REQUEST - Using the listing below, extract each line that has the word "Output" in it.

WORKING DATA -
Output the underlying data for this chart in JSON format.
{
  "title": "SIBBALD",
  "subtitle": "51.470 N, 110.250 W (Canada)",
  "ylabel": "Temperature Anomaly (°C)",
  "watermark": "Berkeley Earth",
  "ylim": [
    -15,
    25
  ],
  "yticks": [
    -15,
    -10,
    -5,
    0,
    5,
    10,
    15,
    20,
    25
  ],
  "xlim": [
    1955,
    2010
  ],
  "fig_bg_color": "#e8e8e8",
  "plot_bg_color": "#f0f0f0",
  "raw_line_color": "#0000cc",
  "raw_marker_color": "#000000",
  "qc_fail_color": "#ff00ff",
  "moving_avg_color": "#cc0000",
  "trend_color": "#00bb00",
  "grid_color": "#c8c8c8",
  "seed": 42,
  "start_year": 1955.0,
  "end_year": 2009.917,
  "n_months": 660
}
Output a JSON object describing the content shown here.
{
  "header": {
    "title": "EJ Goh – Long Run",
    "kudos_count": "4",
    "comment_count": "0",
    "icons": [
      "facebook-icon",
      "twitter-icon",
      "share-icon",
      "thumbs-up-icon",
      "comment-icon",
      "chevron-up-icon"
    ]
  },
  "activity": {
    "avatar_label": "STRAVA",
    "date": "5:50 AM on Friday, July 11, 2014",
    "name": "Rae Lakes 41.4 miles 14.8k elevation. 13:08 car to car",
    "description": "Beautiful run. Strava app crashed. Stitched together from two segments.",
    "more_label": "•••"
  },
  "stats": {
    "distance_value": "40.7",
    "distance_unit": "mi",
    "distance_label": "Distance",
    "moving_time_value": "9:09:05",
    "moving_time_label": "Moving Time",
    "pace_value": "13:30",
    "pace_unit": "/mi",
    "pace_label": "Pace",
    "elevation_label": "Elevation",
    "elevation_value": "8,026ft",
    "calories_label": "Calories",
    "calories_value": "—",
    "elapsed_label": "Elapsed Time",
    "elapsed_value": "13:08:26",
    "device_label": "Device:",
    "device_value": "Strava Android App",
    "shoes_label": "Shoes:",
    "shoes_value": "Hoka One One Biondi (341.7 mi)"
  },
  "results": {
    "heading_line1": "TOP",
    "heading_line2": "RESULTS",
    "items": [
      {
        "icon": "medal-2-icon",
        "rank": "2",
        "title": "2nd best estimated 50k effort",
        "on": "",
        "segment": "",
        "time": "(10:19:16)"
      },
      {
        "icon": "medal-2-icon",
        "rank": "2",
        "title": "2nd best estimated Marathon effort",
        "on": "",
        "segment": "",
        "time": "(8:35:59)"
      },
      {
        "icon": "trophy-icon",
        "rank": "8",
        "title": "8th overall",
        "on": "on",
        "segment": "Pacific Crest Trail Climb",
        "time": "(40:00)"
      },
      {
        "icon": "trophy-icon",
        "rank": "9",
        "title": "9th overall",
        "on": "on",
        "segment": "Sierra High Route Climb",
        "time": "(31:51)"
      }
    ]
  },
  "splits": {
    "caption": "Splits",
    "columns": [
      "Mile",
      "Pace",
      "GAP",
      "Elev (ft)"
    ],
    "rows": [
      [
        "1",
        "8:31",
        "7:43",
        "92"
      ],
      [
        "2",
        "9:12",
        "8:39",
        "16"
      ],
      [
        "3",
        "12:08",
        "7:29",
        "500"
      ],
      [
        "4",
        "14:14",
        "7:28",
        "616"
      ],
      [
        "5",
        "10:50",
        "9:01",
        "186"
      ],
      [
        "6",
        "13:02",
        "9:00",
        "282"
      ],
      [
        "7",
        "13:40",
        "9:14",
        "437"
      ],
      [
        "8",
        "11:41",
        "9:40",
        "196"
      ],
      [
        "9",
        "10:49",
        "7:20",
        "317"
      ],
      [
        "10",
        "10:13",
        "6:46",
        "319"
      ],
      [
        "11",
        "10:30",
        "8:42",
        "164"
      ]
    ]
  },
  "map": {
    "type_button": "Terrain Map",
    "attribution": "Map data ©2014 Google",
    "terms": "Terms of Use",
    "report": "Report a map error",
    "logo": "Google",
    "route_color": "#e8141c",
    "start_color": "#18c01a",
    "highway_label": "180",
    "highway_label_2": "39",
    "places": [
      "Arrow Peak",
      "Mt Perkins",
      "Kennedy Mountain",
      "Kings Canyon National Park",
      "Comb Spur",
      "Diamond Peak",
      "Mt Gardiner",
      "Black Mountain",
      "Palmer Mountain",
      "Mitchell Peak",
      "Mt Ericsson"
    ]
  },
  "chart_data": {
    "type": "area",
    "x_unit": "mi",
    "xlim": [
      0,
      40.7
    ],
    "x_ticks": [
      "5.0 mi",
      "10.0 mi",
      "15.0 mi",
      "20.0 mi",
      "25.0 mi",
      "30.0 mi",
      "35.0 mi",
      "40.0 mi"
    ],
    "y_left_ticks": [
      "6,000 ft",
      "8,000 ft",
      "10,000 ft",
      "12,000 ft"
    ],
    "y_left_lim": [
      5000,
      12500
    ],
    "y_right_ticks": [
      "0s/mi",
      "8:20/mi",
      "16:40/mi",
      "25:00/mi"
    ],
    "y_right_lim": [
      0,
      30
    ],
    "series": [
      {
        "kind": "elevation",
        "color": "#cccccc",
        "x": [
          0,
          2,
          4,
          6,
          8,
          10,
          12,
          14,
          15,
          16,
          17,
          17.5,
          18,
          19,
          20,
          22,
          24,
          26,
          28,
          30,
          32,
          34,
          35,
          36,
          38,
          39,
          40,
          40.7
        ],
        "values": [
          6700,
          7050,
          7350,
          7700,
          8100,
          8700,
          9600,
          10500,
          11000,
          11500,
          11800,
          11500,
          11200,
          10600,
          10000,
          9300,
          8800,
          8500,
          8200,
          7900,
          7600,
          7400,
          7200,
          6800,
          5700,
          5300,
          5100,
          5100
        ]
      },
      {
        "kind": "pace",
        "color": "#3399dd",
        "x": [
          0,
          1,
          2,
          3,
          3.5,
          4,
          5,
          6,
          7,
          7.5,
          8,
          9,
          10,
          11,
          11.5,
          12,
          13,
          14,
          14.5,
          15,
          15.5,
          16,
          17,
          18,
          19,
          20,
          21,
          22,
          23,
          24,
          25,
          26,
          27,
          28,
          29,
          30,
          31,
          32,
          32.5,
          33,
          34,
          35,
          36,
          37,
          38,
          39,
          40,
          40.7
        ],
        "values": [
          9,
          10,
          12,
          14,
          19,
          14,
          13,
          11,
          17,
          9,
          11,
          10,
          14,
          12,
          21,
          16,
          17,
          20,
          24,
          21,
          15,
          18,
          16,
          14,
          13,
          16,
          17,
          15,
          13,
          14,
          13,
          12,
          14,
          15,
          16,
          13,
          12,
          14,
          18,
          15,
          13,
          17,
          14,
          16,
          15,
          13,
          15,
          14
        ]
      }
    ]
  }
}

FINISHED TASK -
Output the underlying data for this chart in JSON format.
Output a JSON object describing the content shown here.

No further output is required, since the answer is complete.